DATASET RECORDS:
▶

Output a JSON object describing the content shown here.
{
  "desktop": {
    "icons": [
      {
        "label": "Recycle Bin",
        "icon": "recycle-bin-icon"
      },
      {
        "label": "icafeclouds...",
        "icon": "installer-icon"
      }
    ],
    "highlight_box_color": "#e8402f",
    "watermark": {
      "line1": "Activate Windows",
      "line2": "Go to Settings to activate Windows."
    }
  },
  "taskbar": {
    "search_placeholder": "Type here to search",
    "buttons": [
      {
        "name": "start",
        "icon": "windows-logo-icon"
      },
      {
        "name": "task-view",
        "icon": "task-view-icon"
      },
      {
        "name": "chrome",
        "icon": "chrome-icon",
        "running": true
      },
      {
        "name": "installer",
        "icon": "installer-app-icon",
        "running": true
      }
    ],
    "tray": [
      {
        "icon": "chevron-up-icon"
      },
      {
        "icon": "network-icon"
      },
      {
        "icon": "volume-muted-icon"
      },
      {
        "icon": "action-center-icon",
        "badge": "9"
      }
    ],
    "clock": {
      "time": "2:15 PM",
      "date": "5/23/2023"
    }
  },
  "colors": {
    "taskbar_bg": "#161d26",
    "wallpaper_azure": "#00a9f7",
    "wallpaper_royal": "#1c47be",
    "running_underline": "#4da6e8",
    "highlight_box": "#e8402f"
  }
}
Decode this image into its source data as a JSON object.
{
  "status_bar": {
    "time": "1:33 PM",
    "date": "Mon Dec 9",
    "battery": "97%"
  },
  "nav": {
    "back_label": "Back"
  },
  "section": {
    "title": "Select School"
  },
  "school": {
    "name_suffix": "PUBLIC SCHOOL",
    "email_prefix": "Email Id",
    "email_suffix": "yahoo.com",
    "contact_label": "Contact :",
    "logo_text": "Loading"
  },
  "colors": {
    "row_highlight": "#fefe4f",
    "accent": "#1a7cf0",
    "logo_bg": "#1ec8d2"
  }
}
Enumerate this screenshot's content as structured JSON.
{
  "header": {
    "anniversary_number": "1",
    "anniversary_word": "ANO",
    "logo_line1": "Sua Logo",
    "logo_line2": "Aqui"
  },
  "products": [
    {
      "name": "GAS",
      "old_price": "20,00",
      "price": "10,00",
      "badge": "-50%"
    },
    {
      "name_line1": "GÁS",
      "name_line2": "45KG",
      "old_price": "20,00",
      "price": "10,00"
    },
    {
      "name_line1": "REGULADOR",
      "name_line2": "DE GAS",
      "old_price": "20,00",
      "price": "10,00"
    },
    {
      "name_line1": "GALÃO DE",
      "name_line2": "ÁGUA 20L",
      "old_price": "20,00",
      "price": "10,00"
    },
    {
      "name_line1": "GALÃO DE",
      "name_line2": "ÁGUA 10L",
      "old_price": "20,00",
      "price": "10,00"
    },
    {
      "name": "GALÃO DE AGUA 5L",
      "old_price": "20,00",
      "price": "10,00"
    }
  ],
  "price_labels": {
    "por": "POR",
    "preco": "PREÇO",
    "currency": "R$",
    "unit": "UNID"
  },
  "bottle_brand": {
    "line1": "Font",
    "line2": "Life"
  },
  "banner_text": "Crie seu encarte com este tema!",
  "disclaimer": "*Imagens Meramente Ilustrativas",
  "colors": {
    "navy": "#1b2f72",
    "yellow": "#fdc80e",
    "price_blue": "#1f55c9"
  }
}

◀

PROBLEM DETAILS: Return all of the data word for word.

RESULT BELOW:
Output a JSON object describing the content shown here.
{
  "desktop": {
    "icons": [
      {
        "label": "Recycle Bin",
        "icon": "recycle-bin-icon"
      },
      {
        "label": "icafeclouds...",
        "icon": "installer-icon"
      }
    ],
    "highlight_box_color": "#e8402f",
    "watermark": {
      "line1": "Activate Windows",
      "line2": "Go to Settings to activate Windows."
    }
  },
  "taskbar": {
    "search_placeholder": "Type here to search",
    "buttons": [
      {
        "name": "start",
        "icon": "windows-logo-icon"
      },
      {
        "name": "task-view",
        "icon": "task-view-icon"
      },
      {
        "name": "chrome",
        "icon": "chrome-icon",
        "running": true
      },
      {
        "name": "installer",
        "icon": "installer-app-icon",
        "running": true
      }
    ],
    "tray": [
      {
        "icon": "chevron-up-icon"
      },
      {
        "icon": "network-icon"
      },
      {
        "icon": "volume-muted-icon"
      },
      {
        "icon": "action-center-icon",
        "badge": "9"
      }
    ],
    "clock": {
      "time": "2:15 PM",
      "date": "5/23/2023"
    }
  },
  "colors": {
    "taskbar_bg": "#161d26",
    "wallpaper_azure": "#00a9f7",
    "wallpaper_royal": "#1c47be",
    "running_underline": "#4da6e8",
    "highlight_box": "#e8402f"
  }
}
Decode this image into its source data as a JSON object.
{
  "status_bar": {
    "time": "1:33 PM",
    "date": "Mon Dec 9",
    "battery": "97%"
  },
  "nav": {
    "back_label": "Back"
  },
  "section": {
    "title": "Select School"
  },
  "school": {
    "name_suffix": "PUBLIC SCHOOL",
    "email_prefix": "Email Id",
    "email_suffix": "yahoo.com",
    "contact_label": "Contact :",
    "logo_text": "Loading"
  },
  "colors": {
    "row_highlight": "#fefe4f",
    "accent": "#1a7cf0",
    "logo_bg": "#1ec8d2"
  }
}
Enumerate this screenshot's content as structured JSON.
{
  "header": {
    "anniversary_number": "1",
    "anniversary_word": "ANO",
    "logo_line1": "Sua Logo",
    "logo_line2": "Aqui"
  },
  "products": [
    {
      "name": "GAS",
      "old_price": "20,00",
      "price": "10,00",
      "badge": "-50%"
    },
    {
      "name_line1": "GÁS",
      "name_line2": "45KG",
      "old_price": "20,00",
      "price": "10,00"
    },
    {
      "name_line1": "REGULADOR",
      "name_line2": "DE GAS",
      "old_price": "20,00",
      "price": "10,00"
    },
    {
      "name_line1": "GALÃO DE",
      "name_line2": "ÁGUA 20L",
      "old_price": "20,00",
      "price": "10,00"
    },
    {
      "name_line1": "GALÃO DE",
      "name_line2": "ÁGUA 10L",
      "old_price": "20,00",
      "price": "10,00"
    },
    {
      "name": "GALÃO DE AGUA 5L",
      "old_price": "20,00",
      "price": "10,00"
    }
  ],
  "price_labels": {
    "por": "POR",
    "preco": "PREÇO",
    "currency": "R$",
    "unit": "UNID"
  },
  "bottle_brand": {
    "line1": "Font",
    "line2": "Life"
  },
  "banner_text": "Crie seu encarte com este tema!",
  "disclaimer": "*Imagens Meramente Ilustrativas",
  "colors": {
    "navy": "#1b2f72",
    "yellow": "#fdc80e",
    "price_blue": "#1f55c9"
  }
}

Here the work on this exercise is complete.